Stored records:

------------------------------------------------------------------------

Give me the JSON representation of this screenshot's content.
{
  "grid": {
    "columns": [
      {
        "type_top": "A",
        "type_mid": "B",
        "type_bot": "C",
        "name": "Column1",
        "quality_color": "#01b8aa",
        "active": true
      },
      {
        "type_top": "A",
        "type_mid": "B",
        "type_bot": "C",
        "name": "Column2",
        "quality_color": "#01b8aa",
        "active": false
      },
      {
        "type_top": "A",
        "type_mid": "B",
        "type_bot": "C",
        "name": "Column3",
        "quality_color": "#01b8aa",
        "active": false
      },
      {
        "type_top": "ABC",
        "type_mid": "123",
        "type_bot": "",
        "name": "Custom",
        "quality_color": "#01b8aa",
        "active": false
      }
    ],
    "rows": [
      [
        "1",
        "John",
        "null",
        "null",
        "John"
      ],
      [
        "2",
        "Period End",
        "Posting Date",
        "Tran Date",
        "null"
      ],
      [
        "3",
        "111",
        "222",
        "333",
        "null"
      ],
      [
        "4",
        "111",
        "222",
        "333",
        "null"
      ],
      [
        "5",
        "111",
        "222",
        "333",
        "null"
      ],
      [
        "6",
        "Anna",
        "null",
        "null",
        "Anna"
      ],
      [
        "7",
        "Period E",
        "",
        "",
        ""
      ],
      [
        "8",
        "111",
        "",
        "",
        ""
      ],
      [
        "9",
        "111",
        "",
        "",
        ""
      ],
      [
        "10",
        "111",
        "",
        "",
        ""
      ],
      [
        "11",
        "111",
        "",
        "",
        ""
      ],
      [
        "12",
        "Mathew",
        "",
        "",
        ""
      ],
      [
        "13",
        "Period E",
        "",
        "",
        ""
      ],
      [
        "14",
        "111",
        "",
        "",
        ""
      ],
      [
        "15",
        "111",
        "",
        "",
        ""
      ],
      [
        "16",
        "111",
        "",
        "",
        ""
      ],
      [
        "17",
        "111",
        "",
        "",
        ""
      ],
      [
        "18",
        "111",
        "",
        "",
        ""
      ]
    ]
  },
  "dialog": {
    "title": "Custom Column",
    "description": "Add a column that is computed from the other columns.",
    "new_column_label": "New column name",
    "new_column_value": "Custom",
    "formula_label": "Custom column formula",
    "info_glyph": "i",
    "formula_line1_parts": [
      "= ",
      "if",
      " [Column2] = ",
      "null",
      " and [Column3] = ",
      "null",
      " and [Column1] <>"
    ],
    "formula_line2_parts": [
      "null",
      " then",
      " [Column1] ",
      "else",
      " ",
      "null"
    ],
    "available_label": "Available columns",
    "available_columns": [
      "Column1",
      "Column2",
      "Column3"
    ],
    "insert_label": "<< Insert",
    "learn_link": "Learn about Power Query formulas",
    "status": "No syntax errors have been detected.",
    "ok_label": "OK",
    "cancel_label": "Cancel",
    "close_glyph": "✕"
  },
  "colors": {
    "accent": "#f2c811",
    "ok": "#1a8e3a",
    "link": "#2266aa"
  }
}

------------------------------------------------------------------------

Objective: Copy all of the data. Keep every word exactly as it is.

Exercise solution:
Give me the JSON representation of this screenshot's content.
{
  "grid": {
    "columns": [
      {
        "type_top": "A",
        "type_mid": "B",
        "type_bot": "C",
        "name": "Column1",
        "quality_color": "#01b8aa",
        "active": true
      },
      {
        "type_top": "A",
        "type_mid": "B",
        "type_bot": "C",
        "name": "Column2",
        "quality_color": "#01b8aa",
        "active": false
      },
      {
        "type_top": "A",
        "type_mid": "B",
        "type_bot": "C",
        "name": "Column3",
        "quality_color": "#01b8aa",
        "active": false
      },
      {
        "type_top": "ABC",
        "type_mid": "123",
        "type_bot": "",
        "name": "Custom",
        "quality_color": "#01b8aa",
        "active": false
      }
    ],
    "rows": [
      [
        "1",
        "John",
        "null",
        "null",
        "John"
      ],
      [
        "2",
        "Period End",
        "Posting Date",
        "Tran Date",
        "null"
      ],
      [
        "3",
        "111",
        "222",
        "333",
        "null"
      ],
      [
        "4",
        "111",
        "222",
        "333",
        "null"
      ],
      [
        "5",
        "111",
        "222",
        "333",
        "null"
      ],
      [
        "6",
        "Anna",
        "null",
        "null",
        "Anna"
      ],
      [
        "7",
        "Period E",
        "",
        "",
        ""
      ],
      [
        "8",
        "111",
        "",
        "",
        ""
      ],
      [
        "9",
        "111",
        "",
        "",
        ""
      ],
      [
        "10",
        "111",
        "",
        "",
        ""
      ],
      [
        "11",
        "111",
        "",
        "",
        ""
      ],
      [
        "12",
        "Mathew",
        "",
        "",
        ""
      ],
      [
        "13",
        "Period E",
        "",
        "",
        ""
      ],
      [
        "14",
        "111",
        "",
        "",
        ""
      ],
      [
        "15",
        "111",
        "",
        "",
        ""
      ],
      [
        "16",
        "111",
        "",
        "",
        ""
      ],
      [
        "17",
        "111",
        "",
        "",
        ""
      ],
      [
        "18",
        "111",
        "",
        "",
        ""
      ]
    ]
  },
  "dialog": {
    "title": "Custom Column",
    "description": "Add a column that is computed from the other columns.",
    "new_column_label": "New column name",
    "new_column_value": "Custom",
    "formula_label": "Custom column formula",
    "info_glyph": "i",
    "formula_line1_parts": [
      "= ",
      "if",
      " [Column2] = ",
      "null",
      " and [Column3] = ",
      "null",
      " and [Column1] <>"
    ],
    "formula_line2_parts": [
      "null",
      " then",
      " [Column1] ",
      "else",
      " ",
      "null"
    ],
    "available_label": "Available columns",
    "available_columns": [
      "Column1",
      "Column2",
      "Column3"
    ],
    "insert_label": "<< Insert",
    "learn_link": "Learn about Power Query formulas",
    "status": "No syntax errors have been detected.",
    "ok_label": "OK",
    "cancel_label": "Cancel",
    "close_glyph": "✕"
  },
  "colors": {
    "accent": "#f2c811",
    "ok": "#1a8e3a",
    "link": "#2266aa"
  }
}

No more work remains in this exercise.